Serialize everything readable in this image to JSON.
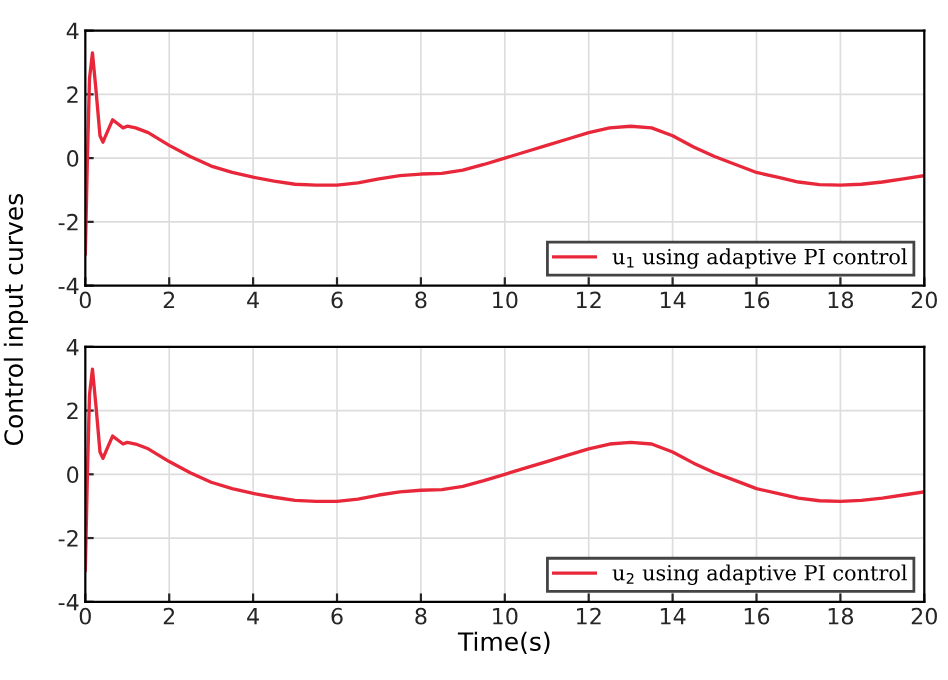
{
  "chart_data": [
    {
      "type": "line",
      "ylabel": "Control input curves",
      "x": [
        0,
        0.05,
        0.1,
        0.17,
        0.25,
        0.35,
        0.42,
        0.55,
        0.65,
        0.75,
        0.9,
        1,
        1.2,
        1.5,
        2,
        2.5,
        3,
        3.5,
        4,
        4.5,
        5,
        5.5,
        6,
        6.5,
        7,
        7.5,
        8,
        8.5,
        9,
        9.5,
        10,
        10.5,
        11,
        11.5,
        12,
        12.5,
        13,
        13.5,
        14,
        14.5,
        15,
        15.5,
        16,
        16.5,
        17,
        17.5,
        18,
        18.5,
        19,
        19.5,
        20
      ],
      "series": [
        {
          "name": "u$_{1}$ using adaptive PI control",
          "color": "#e8283a",
          "values": [
            -3,
            0,
            2.5,
            3.3,
            2.2,
            0.7,
            0.5,
            0.9,
            1.2,
            1.1,
            0.95,
            1.0,
            0.95,
            0.8,
            0.4,
            0.05,
            -0.25,
            -0.45,
            -0.6,
            -0.72,
            -0.82,
            -0.85,
            -0.85,
            -0.78,
            -0.65,
            -0.55,
            -0.5,
            -0.48,
            -0.38,
            -0.2,
            0,
            0.2,
            0.4,
            0.6,
            0.8,
            0.95,
            1.0,
            0.95,
            0.7,
            0.35,
            0.05,
            -0.2,
            -0.45,
            -0.6,
            -0.75,
            -0.83,
            -0.85,
            -0.82,
            -0.75,
            -0.65,
            -0.55
          ]
        }
      ],
      "xlim": [
        0,
        20
      ],
      "xticks": [
        0,
        2,
        4,
        6,
        8,
        10,
        12,
        14,
        16,
        18,
        20
      ],
      "ylim": [
        -4,
        4
      ],
      "yticks": [
        -4,
        -2,
        0,
        2,
        4
      ],
      "grid": true,
      "legend": "bottom right",
      "marker": "none",
      "line_style": "solid"
    },
    {
      "type": "line",
      "xlabel": "Time(s)",
      "x": [
        0,
        0.05,
        0.1,
        0.17,
        0.25,
        0.35,
        0.42,
        0.55,
        0.65,
        0.75,
        0.9,
        1,
        1.2,
        1.5,
        2,
        2.5,
        3,
        3.5,
        4,
        4.5,
        5,
        5.5,
        6,
        6.5,
        7,
        7.5,
        8,
        8.5,
        9,
        9.5,
        10,
        10.5,
        11,
        11.5,
        12,
        12.5,
        13,
        13.5,
        14,
        14.5,
        15,
        15.5,
        16,
        16.5,
        17,
        17.5,
        18,
        18.5,
        19,
        19.5,
        20
      ],
      "series": [
        {
          "name": "u$_{2}$ using adaptive PI control",
          "color": "#e8283a",
          "values": [
            -3,
            0,
            2.5,
            3.3,
            2.2,
            0.7,
            0.5,
            0.9,
            1.2,
            1.1,
            0.95,
            1.0,
            0.95,
            0.8,
            0.4,
            0.05,
            -0.25,
            -0.45,
            -0.6,
            -0.72,
            -0.82,
            -0.85,
            -0.85,
            -0.78,
            -0.65,
            -0.55,
            -0.5,
            -0.48,
            -0.38,
            -0.2,
            0,
            0.2,
            0.4,
            0.6,
            0.8,
            0.95,
            1.0,
            0.95,
            0.7,
            0.35,
            0.05,
            -0.2,
            -0.45,
            -0.6,
            -0.75,
            -0.83,
            -0.85,
            -0.82,
            -0.75,
            -0.65,
            -0.55
          ]
        }
      ],
      "xlim": [
        0,
        20
      ],
      "xticks": [
        0,
        2,
        4,
        6,
        8,
        10,
        12,
        14,
        16,
        18,
        20
      ],
      "ylim": [
        -4,
        4
      ],
      "yticks": [
        -4,
        -2,
        0,
        2,
        4
      ],
      "grid": true,
      "legend": "bottom right",
      "marker": "none",
      "line_style": "solid"
    }
  ]
}
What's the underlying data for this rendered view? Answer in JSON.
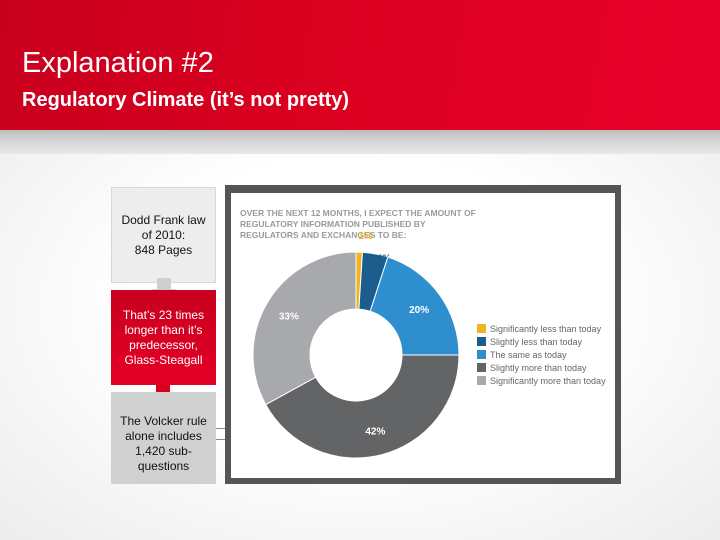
{
  "header": {
    "title": "Explanation #2",
    "subtitle": "Regulatory Climate (it’s not pretty)"
  },
  "flow": {
    "box1": [
      "Dodd Frank law",
      "of 2010:",
      "848 Pages"
    ],
    "box2": [
      "That’s 23 times",
      "longer than it’s",
      "predecessor,",
      "Glass-Steagall"
    ],
    "box3": [
      "The Volcker rule",
      "alone includes",
      "1,420 sub-",
      "questions"
    ]
  },
  "colors": {
    "accent_red": "#d9001f",
    "slice_colors": [
      "#f0b324",
      "#1b5e8e",
      "#2f8fce",
      "#636466",
      "#a7a9ac"
    ]
  },
  "chart_data": {
    "type": "pie",
    "title": "Over the next 12 months, I expect the amount of regulatory information published by regulators and exchanges to be:",
    "categories": [
      "Significantly less than today",
      "Slightly less than today",
      "The same as today",
      "Slightly more than today",
      "Significantly more than today"
    ],
    "values": [
      1,
      4,
      20,
      42,
      33
    ],
    "value_labels": [
      "1%",
      "4%",
      "20%",
      "42%",
      "33%"
    ],
    "donut": true,
    "legend": "right"
  }
}
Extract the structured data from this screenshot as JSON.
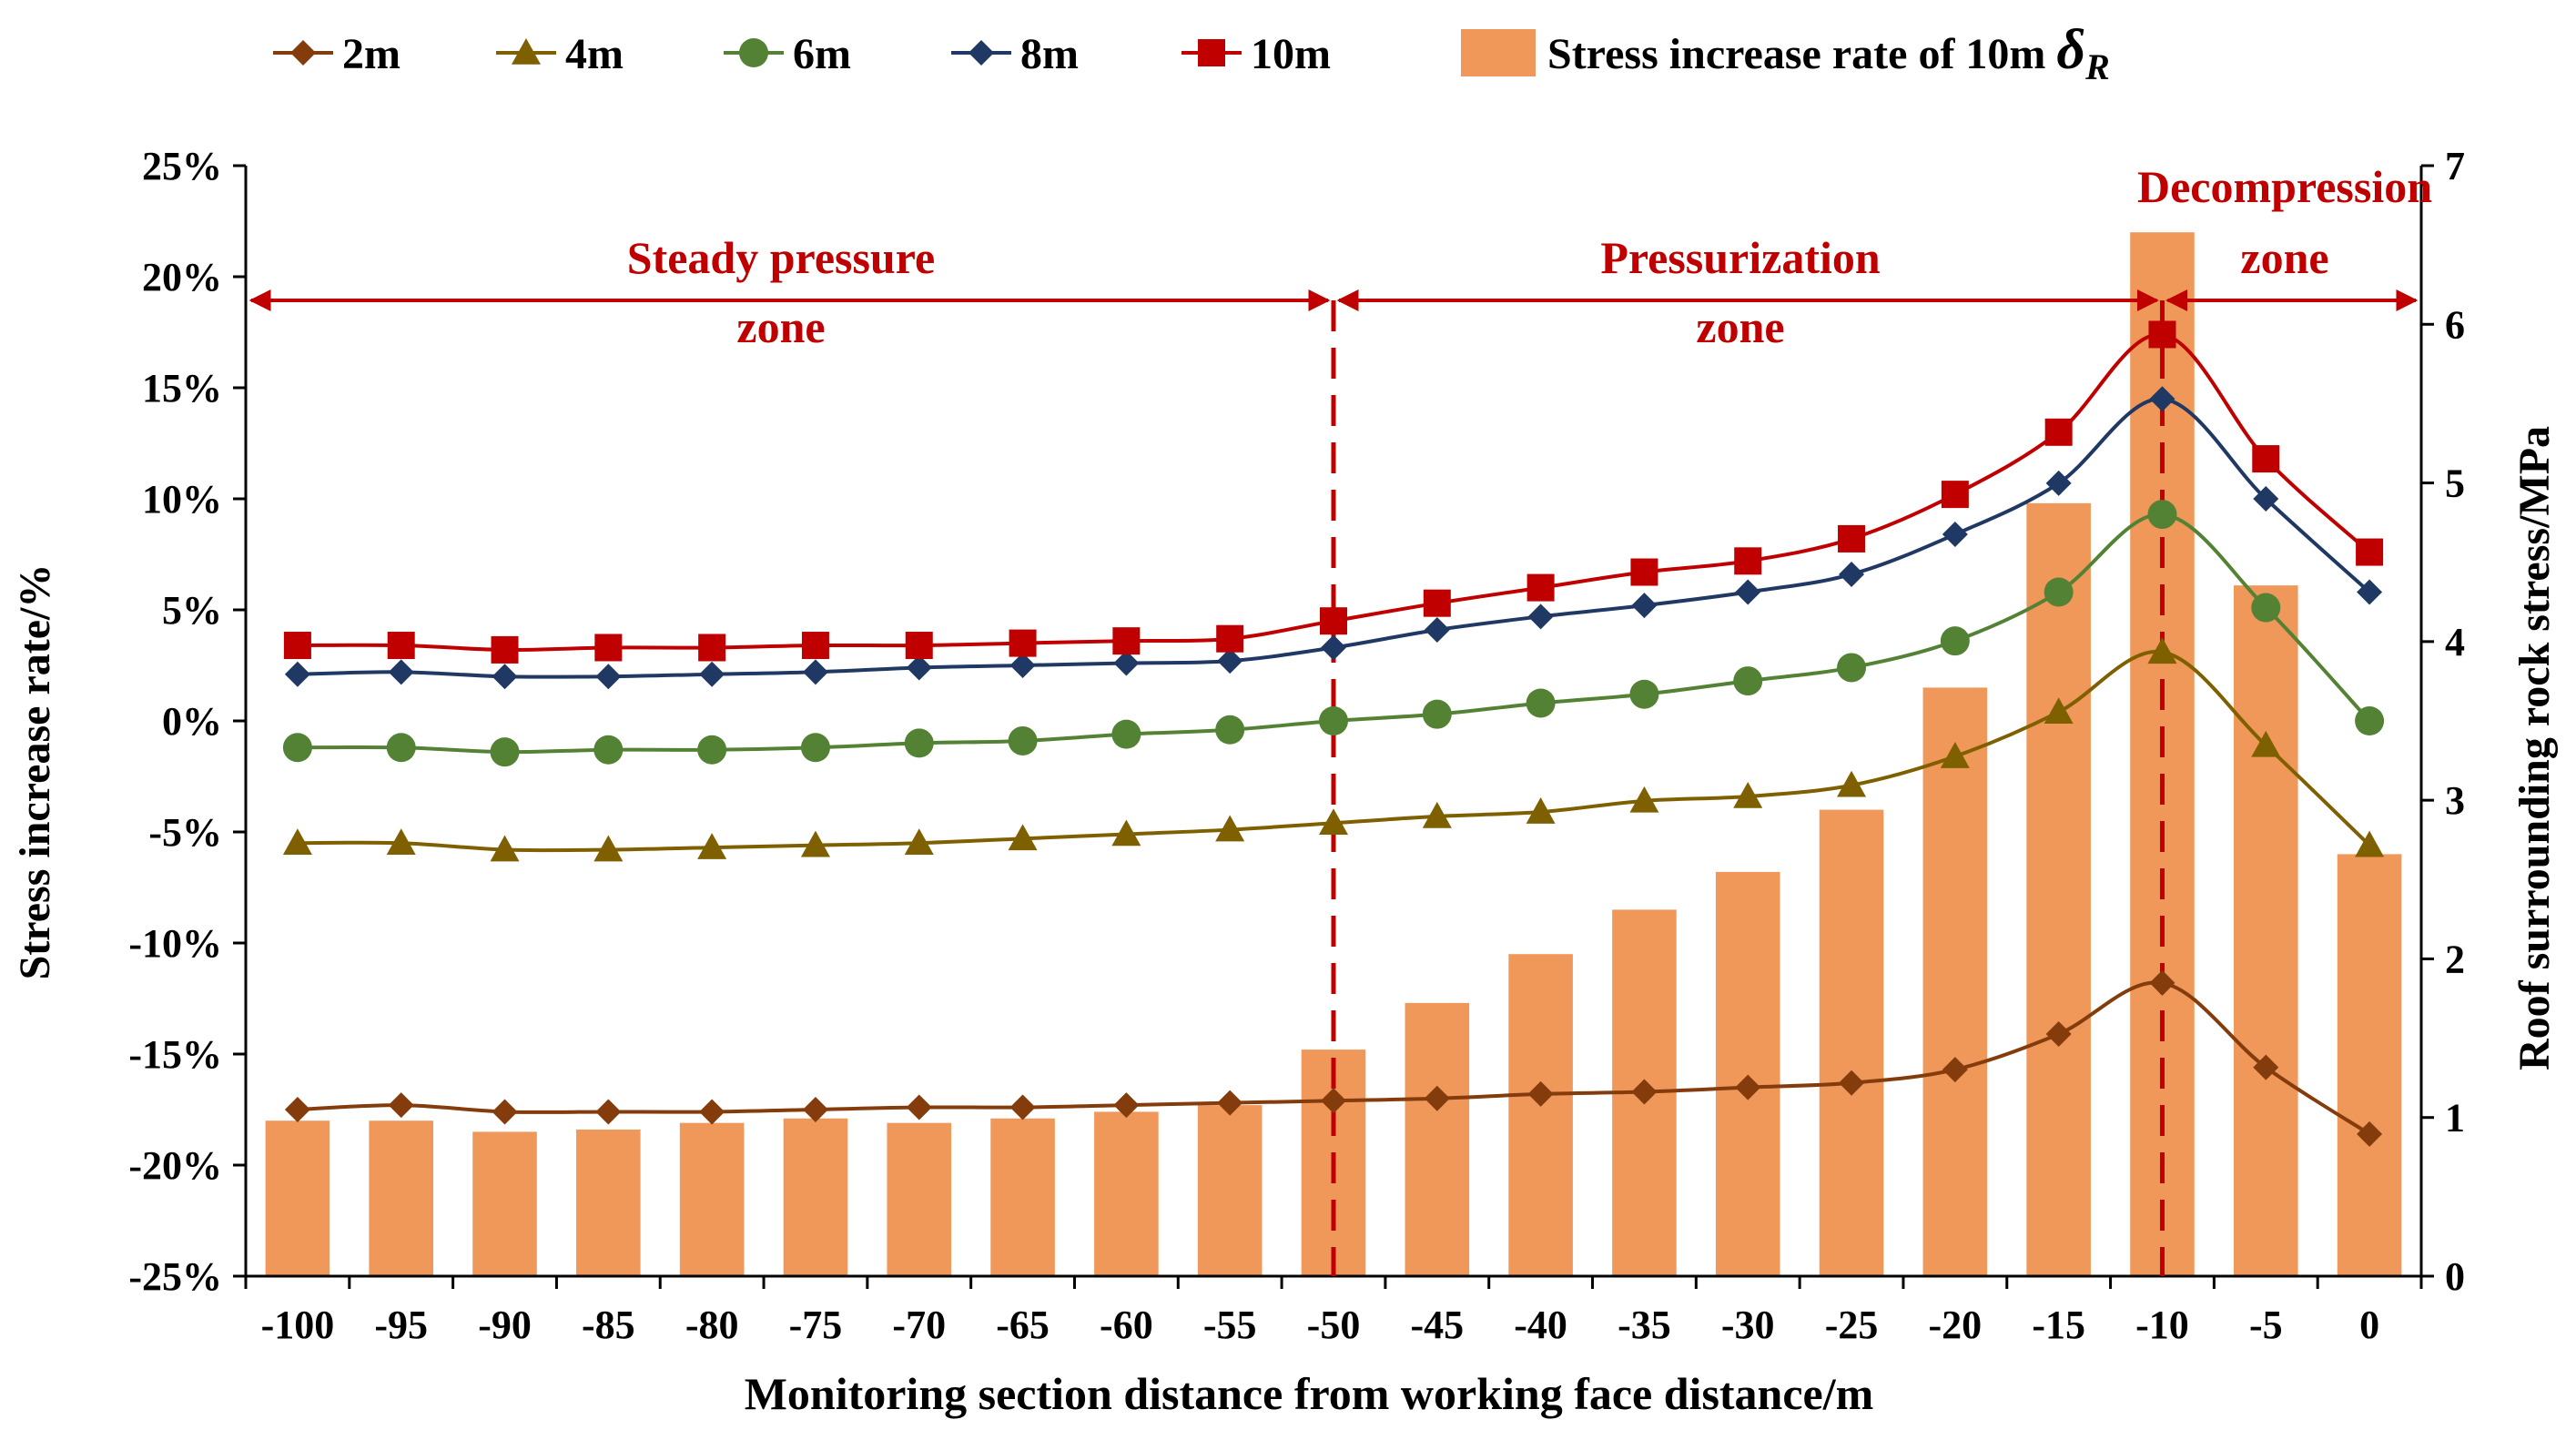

▶ [Task directions]
All lines holding the word "more" should be picked out and copied.

▶ [Exercise solution]
      "Slightly more than today",
      "Significantly more than today"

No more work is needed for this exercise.